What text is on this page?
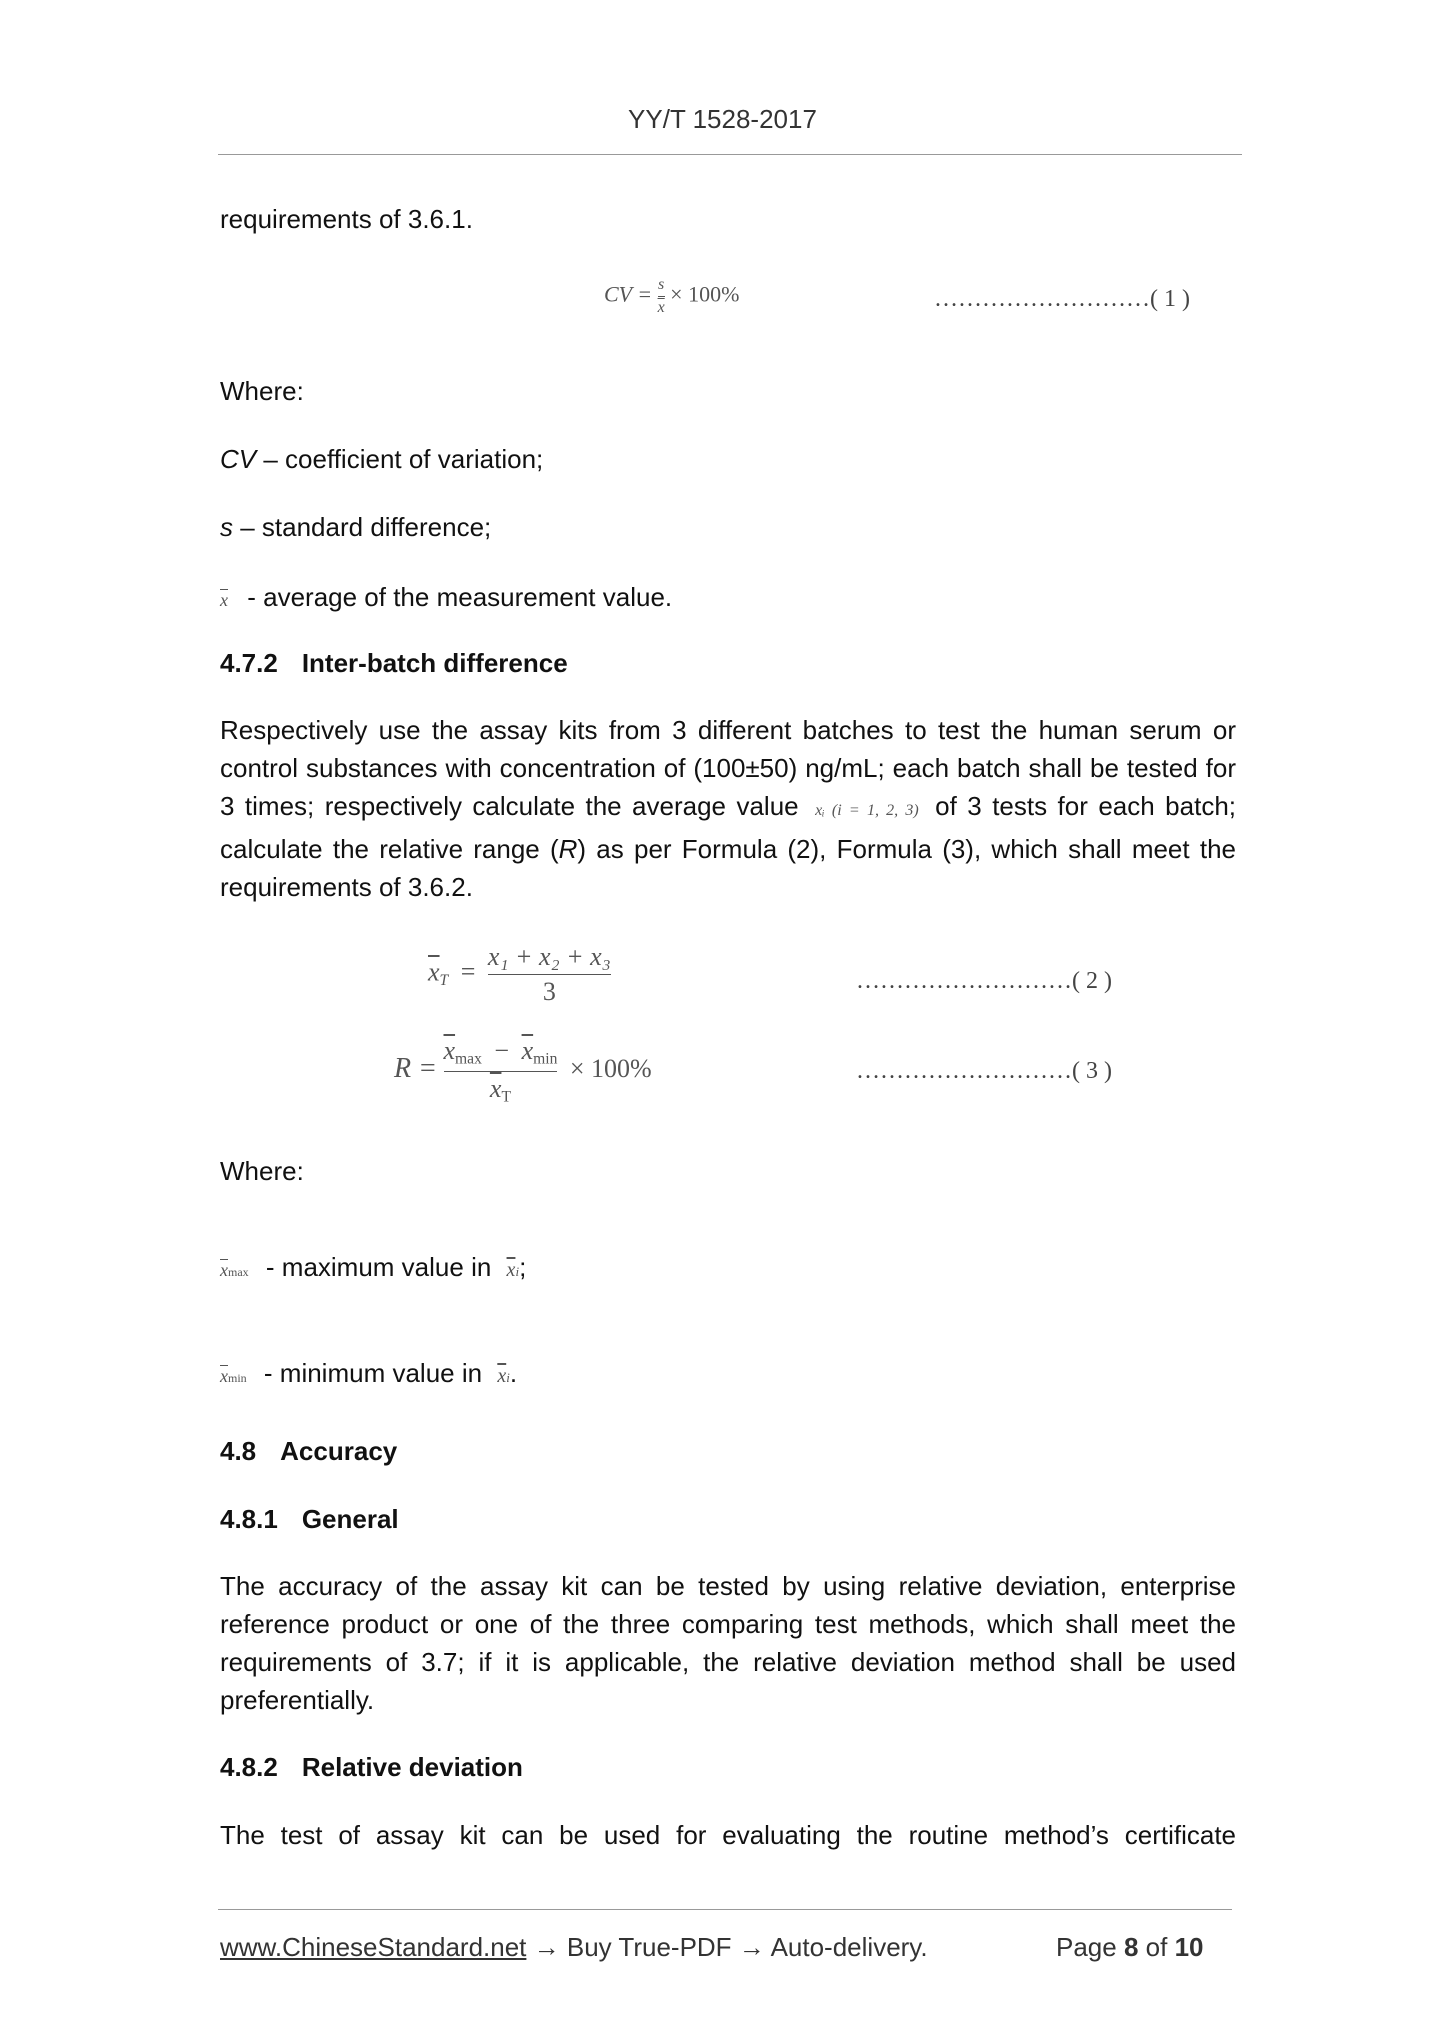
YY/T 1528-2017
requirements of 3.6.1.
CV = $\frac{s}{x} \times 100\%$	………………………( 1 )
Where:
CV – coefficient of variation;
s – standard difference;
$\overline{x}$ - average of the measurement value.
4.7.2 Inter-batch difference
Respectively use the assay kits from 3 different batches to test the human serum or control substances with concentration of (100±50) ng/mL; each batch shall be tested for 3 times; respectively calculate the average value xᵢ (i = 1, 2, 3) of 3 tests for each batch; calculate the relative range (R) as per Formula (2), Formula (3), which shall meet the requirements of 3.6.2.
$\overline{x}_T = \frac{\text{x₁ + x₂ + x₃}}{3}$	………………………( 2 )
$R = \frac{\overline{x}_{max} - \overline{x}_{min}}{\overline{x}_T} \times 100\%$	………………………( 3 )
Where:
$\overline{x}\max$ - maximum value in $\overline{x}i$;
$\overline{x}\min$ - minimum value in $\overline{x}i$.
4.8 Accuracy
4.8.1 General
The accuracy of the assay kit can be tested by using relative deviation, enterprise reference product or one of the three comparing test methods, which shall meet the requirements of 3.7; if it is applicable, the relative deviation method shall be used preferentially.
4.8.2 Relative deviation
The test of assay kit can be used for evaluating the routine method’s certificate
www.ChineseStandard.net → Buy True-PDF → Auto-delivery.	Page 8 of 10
☆ ☆ ☆ ☆ ☆
▶ **Exercise brief**:
Among the entries, count the lines that hold "difference". Reply with the count only.

▶ **Expected answer**:
2